→ WHAT IS ASKED
What is the number of lines in these entries that contain "this"? State it alone.
········
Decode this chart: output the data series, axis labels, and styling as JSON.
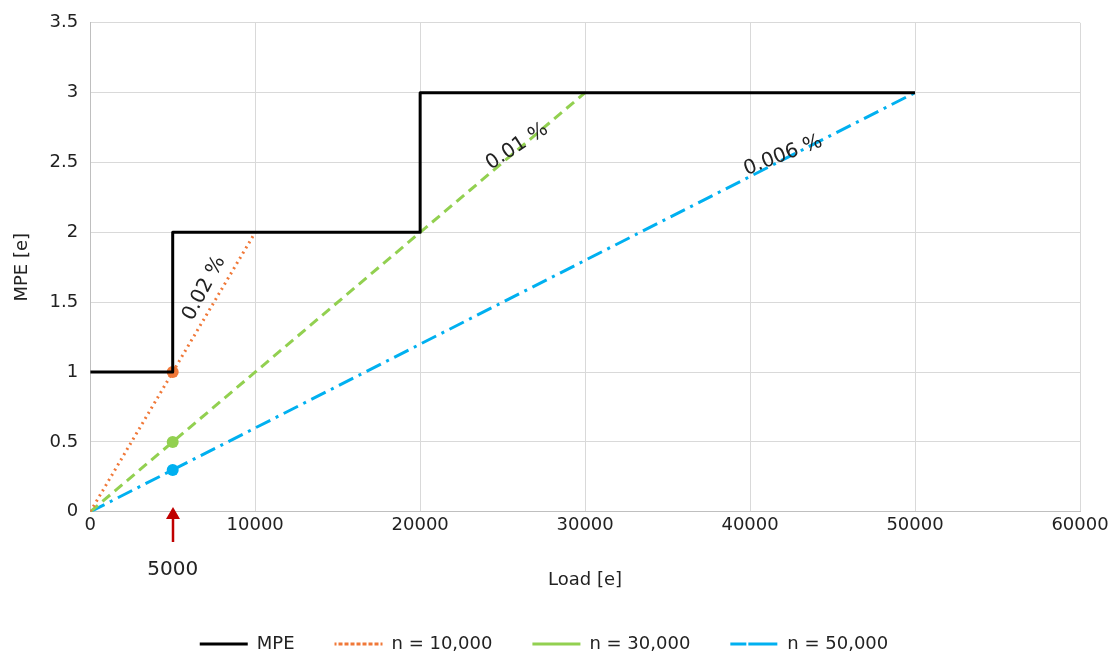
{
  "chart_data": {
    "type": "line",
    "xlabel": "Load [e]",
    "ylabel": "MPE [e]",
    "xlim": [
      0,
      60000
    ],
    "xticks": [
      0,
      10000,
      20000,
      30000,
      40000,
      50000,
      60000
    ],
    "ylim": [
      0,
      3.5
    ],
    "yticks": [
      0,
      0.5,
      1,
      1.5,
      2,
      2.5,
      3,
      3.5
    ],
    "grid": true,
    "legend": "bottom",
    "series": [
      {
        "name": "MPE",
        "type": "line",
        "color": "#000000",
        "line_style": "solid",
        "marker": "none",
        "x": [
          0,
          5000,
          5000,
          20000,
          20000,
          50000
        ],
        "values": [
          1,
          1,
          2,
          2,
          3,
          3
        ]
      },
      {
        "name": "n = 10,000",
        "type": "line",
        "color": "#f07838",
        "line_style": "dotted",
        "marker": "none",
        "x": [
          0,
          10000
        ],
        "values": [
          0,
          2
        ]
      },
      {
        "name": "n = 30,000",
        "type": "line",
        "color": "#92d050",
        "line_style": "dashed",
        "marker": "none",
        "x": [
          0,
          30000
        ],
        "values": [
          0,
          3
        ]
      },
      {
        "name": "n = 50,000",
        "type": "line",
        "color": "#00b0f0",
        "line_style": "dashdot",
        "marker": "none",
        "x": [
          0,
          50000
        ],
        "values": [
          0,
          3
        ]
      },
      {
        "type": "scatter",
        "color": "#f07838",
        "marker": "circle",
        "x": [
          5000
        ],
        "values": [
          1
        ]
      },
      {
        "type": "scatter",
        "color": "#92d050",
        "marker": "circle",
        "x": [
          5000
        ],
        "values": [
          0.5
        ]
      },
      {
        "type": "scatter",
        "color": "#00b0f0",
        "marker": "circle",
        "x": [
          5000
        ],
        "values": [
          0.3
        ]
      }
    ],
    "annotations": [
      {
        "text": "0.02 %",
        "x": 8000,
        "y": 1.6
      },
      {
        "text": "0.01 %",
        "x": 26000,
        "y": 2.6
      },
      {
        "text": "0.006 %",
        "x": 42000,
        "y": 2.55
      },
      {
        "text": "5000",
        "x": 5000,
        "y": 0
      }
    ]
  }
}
········
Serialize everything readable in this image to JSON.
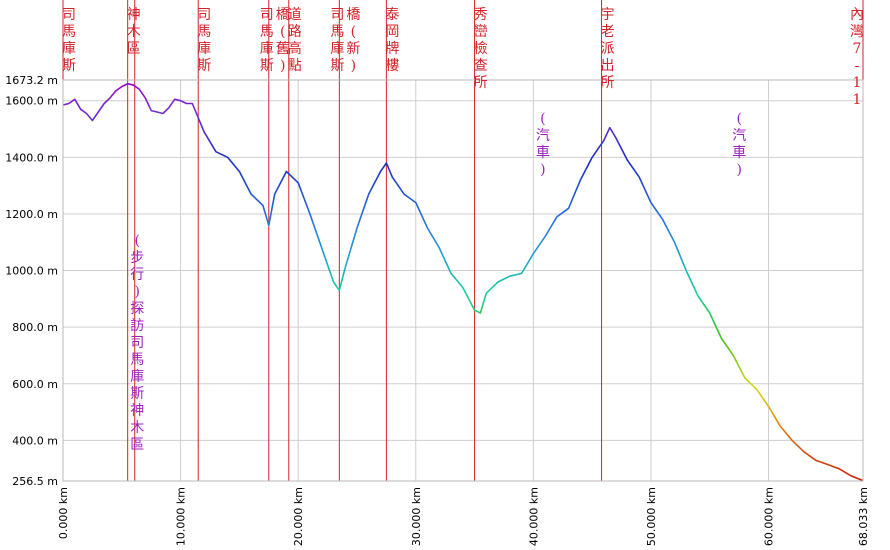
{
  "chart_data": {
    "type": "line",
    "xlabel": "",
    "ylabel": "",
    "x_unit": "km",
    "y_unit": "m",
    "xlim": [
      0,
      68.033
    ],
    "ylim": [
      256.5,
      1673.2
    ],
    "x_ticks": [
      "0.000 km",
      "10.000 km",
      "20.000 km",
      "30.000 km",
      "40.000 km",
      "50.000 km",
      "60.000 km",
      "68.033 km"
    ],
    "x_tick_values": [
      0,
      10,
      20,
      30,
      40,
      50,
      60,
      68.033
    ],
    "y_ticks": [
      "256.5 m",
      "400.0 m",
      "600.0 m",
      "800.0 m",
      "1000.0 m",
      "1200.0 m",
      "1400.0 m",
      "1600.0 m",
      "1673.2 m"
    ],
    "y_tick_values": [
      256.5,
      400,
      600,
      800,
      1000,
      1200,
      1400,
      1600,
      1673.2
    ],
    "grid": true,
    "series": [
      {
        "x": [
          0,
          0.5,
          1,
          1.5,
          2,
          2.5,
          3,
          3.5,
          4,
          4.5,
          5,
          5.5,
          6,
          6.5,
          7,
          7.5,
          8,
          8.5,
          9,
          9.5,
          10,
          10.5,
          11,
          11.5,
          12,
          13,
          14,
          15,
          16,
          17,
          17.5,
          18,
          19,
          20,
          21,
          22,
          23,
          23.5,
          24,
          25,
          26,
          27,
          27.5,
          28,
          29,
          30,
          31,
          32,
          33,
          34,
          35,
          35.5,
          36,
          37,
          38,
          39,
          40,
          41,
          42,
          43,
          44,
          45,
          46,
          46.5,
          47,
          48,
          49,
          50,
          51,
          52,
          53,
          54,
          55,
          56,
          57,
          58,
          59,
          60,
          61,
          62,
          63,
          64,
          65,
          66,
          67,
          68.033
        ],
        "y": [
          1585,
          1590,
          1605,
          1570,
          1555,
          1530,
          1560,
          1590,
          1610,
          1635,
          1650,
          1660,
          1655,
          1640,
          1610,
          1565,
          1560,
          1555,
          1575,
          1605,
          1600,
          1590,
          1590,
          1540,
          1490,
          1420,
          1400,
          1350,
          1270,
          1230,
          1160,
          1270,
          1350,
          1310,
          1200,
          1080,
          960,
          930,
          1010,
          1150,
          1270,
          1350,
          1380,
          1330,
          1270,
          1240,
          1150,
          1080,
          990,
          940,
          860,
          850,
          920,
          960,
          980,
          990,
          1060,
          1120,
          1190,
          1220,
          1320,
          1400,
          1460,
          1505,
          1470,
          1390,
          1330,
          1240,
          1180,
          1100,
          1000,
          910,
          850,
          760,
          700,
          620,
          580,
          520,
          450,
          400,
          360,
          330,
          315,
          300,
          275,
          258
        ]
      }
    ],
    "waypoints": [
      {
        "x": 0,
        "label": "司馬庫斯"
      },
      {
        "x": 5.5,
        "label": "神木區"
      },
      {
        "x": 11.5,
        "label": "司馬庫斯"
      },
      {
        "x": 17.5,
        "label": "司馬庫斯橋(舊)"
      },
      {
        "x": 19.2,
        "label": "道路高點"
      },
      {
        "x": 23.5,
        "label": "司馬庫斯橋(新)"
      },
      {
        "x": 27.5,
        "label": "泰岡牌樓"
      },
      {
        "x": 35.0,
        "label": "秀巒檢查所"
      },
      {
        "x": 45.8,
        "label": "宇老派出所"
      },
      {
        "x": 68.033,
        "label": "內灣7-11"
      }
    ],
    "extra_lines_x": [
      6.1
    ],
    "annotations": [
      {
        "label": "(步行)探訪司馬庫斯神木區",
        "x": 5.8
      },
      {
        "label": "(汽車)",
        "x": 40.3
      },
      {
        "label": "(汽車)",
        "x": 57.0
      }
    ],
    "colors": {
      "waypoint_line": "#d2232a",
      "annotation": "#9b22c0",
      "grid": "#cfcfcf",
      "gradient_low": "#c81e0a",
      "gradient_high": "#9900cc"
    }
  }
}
········
→ REPLY TO THE TASK
2